Collected data entries:
((
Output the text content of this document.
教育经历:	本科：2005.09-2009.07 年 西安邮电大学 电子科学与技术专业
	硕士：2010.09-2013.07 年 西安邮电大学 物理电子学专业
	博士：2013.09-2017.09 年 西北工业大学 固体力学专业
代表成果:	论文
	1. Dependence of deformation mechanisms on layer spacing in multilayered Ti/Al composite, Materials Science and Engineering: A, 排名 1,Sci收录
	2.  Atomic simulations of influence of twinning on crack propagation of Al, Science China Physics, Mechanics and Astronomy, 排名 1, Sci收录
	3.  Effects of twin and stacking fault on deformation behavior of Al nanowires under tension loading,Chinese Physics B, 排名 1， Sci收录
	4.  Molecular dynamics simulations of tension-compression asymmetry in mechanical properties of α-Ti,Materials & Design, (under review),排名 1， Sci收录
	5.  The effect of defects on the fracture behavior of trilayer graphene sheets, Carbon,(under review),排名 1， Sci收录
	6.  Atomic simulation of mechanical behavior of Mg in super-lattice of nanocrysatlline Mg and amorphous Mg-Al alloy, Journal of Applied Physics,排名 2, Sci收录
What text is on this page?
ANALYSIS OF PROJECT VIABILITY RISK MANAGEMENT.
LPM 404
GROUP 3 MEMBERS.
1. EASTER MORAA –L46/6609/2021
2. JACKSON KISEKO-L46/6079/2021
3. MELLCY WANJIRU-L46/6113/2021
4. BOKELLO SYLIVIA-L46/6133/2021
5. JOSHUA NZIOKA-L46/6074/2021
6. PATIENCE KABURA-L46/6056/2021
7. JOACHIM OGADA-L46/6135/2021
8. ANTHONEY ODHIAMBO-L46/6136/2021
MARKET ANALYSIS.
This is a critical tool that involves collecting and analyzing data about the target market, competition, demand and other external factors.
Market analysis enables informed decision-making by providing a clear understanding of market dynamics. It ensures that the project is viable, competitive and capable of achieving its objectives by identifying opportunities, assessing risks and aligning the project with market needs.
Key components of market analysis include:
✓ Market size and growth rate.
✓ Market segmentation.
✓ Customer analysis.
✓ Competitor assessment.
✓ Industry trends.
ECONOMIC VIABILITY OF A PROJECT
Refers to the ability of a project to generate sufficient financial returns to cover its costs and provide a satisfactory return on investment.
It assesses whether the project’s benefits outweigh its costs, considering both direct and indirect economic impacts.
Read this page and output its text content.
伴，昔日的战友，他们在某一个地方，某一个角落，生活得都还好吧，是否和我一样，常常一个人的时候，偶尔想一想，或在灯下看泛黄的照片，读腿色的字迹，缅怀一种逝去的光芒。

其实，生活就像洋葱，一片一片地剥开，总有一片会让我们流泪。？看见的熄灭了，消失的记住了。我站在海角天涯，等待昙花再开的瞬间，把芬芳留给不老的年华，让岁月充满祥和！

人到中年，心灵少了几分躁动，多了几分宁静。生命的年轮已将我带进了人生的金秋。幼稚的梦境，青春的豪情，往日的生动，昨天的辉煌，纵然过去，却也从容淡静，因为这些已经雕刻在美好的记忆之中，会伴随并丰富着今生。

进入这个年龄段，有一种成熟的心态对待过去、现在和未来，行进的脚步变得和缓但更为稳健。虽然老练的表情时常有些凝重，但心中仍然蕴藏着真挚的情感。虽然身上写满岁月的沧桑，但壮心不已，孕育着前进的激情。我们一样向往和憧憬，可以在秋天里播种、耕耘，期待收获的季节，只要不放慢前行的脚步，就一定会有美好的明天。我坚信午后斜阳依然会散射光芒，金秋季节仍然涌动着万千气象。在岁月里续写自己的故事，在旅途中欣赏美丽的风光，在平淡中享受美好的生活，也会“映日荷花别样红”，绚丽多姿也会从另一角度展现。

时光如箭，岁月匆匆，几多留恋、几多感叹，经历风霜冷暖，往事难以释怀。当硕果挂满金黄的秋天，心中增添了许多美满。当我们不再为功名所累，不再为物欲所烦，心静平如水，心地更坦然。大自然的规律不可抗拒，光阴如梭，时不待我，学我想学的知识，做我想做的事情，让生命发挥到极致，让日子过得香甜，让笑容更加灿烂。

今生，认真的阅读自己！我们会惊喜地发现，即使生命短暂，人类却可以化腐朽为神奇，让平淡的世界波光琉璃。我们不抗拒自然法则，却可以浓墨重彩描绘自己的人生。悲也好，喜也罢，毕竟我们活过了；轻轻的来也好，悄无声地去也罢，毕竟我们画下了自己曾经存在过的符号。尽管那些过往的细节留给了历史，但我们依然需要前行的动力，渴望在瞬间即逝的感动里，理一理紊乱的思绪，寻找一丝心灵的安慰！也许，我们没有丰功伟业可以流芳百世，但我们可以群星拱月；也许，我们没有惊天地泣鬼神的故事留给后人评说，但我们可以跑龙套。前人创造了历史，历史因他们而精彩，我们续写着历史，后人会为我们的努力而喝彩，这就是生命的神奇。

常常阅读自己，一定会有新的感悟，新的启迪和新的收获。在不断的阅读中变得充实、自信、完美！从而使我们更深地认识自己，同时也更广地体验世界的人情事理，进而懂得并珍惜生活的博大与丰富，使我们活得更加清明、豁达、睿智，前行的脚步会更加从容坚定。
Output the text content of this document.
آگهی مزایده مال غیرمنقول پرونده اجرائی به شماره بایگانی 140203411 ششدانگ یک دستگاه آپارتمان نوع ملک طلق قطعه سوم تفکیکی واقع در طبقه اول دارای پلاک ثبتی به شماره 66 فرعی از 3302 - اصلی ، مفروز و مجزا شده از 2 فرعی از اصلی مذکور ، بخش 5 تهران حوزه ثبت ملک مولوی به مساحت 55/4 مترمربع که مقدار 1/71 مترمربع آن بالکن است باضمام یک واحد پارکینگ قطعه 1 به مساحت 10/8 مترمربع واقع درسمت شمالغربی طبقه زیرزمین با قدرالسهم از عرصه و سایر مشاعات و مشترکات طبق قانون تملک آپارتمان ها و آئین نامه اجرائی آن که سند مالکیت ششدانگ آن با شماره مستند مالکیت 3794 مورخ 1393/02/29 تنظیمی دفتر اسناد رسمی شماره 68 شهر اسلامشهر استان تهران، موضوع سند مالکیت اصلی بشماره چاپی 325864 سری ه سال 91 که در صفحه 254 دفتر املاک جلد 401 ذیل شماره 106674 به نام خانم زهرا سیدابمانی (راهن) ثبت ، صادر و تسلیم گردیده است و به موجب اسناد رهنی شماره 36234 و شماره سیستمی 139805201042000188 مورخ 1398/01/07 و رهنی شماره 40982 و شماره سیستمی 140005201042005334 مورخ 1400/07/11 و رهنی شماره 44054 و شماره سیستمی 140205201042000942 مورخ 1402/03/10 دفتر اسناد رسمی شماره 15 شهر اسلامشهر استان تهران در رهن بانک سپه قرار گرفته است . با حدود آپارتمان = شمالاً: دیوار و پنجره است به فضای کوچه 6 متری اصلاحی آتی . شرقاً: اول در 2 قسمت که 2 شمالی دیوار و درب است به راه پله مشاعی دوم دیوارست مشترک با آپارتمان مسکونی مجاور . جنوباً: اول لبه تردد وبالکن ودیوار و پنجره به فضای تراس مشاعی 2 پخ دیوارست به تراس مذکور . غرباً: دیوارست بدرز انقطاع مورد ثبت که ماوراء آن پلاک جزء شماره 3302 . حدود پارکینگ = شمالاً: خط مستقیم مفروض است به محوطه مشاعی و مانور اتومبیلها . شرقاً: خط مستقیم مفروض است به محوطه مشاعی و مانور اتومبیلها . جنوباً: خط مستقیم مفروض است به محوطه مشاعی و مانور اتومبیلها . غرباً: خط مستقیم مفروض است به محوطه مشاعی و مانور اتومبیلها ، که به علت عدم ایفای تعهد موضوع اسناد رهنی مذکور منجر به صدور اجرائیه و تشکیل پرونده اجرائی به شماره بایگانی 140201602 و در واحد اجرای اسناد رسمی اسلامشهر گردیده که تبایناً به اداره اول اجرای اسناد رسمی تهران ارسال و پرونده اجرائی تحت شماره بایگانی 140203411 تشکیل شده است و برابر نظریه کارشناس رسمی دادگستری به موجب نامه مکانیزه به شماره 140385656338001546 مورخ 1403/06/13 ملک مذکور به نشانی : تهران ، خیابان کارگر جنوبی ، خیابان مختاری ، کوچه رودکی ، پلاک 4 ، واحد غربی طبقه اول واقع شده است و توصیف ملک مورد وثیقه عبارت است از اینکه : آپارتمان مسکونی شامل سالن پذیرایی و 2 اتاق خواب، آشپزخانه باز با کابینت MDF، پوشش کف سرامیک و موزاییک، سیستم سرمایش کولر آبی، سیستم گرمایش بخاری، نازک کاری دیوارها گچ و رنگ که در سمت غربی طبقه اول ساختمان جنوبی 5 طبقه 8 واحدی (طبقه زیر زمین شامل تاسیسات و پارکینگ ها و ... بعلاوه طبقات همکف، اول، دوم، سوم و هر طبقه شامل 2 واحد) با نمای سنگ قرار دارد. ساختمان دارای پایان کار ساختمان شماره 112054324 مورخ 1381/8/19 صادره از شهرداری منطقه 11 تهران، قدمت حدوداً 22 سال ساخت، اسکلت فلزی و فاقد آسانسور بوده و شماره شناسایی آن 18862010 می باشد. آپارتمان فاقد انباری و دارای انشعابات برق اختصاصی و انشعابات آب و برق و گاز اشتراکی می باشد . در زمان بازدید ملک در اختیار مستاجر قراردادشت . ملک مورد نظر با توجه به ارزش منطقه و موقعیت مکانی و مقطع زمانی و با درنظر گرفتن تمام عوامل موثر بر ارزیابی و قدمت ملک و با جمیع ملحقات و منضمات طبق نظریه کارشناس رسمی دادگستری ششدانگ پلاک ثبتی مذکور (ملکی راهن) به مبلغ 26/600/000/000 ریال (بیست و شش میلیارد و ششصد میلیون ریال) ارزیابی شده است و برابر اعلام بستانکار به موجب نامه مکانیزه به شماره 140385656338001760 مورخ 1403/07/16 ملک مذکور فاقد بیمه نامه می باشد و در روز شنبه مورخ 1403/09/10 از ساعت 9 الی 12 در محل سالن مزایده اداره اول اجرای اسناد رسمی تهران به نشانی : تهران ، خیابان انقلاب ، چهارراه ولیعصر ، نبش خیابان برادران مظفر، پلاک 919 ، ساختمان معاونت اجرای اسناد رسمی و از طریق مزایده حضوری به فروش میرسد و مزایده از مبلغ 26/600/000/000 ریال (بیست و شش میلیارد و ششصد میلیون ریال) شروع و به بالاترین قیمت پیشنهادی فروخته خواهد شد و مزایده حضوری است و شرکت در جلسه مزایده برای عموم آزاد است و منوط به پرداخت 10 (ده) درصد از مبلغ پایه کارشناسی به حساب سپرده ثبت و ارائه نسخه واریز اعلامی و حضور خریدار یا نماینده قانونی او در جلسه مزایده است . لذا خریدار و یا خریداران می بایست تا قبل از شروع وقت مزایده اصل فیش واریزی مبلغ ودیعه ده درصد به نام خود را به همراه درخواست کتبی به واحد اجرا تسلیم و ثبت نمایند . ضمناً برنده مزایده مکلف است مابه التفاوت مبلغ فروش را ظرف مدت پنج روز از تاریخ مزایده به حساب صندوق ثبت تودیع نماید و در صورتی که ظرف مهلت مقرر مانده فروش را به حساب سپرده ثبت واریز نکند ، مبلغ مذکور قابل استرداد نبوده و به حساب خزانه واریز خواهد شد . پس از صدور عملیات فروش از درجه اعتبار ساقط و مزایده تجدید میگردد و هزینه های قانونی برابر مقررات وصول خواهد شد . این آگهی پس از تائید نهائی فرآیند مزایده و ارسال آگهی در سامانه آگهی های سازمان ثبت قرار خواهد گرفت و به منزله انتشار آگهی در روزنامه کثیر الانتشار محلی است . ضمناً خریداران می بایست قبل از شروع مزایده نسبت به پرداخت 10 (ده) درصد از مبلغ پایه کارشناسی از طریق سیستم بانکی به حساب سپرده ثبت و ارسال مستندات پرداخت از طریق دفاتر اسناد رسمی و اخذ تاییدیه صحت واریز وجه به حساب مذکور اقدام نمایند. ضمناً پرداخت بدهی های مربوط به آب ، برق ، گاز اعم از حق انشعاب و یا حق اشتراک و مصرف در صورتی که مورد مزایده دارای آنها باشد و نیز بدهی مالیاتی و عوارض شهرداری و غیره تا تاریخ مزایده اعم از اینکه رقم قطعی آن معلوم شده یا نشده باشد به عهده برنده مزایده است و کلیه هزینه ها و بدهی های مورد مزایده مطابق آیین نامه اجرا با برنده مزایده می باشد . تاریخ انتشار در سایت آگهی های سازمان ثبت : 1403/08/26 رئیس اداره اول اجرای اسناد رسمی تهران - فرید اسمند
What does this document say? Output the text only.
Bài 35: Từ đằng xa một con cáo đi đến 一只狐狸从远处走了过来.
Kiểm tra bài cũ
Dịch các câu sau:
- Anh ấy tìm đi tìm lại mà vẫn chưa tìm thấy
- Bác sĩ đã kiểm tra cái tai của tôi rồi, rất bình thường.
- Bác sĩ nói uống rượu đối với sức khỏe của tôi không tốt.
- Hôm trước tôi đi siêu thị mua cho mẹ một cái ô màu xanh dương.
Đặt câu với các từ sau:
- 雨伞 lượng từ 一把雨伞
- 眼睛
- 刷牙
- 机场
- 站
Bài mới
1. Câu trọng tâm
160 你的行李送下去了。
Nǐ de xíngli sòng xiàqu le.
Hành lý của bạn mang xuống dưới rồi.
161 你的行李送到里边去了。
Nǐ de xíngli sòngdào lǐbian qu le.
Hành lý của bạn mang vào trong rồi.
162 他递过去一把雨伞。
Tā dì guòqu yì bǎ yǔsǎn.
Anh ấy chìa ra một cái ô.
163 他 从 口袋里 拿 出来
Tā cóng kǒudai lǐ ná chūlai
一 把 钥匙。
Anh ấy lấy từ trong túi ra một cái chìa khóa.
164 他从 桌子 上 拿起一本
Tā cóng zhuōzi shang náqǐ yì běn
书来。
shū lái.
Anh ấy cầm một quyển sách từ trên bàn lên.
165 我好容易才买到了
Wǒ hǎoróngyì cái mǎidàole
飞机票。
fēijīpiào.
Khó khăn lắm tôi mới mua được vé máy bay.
))
> **What you should do**
From the line holding "What does this" through the last line above, reproduce each line exactly and add nothing.

> **The completed task**
What does this document say? Output the text only.
Bài 35: Từ đằng xa một con cáo đi đến 一只狐狸从远处走了过来.
Kiểm tra bài cũ
Dịch các câu sau:
- Anh ấy tìm đi tìm lại mà vẫn chưa tìm thấy
- Bác sĩ đã kiểm tra cái tai của tôi rồi, rất bình thường.
- Bác sĩ nói uống rượu đối với sức khỏe của tôi không tốt.
- Hôm trước tôi đi siêu thị mua cho mẹ một cái ô màu xanh dương.
Đặt câu với các từ sau:
- 雨伞 lượng từ 一把雨伞
- 眼睛
- 刷牙
- 机场
- 站
Bài mới
1. Câu trọng tâm
160 你的行李送下去了。
Nǐ de xíngli sòng xiàqu le.
Hành lý của bạn mang xuống dưới rồi.
161 你的行李送到里边去了。
Nǐ de xíngli sòngdào lǐbian qu le.
Hành lý của bạn mang vào trong rồi.
162 他递过去一把雨伞。
Tā dì guòqu yì bǎ yǔsǎn.
Anh ấy chìa ra một cái ô.
163 他 从 口袋里 拿 出来
Tā cóng kǒudai lǐ ná chūlai
一 把 钥匙。
Anh ấy lấy từ trong túi ra một cái chìa khóa.
164 他从 桌子 上 拿起一本
Tā cóng zhuōzi shang náqǐ yì běn
书来。
shū lái.
Anh ấy cầm một quyển sách từ trên bàn lên.
165 我好容易才买到了
Wǒ hǎoróngyì cái mǎidàole
飞机票。
fēijīpiào.
Khó khăn lắm tôi mới mua được vé máy bay.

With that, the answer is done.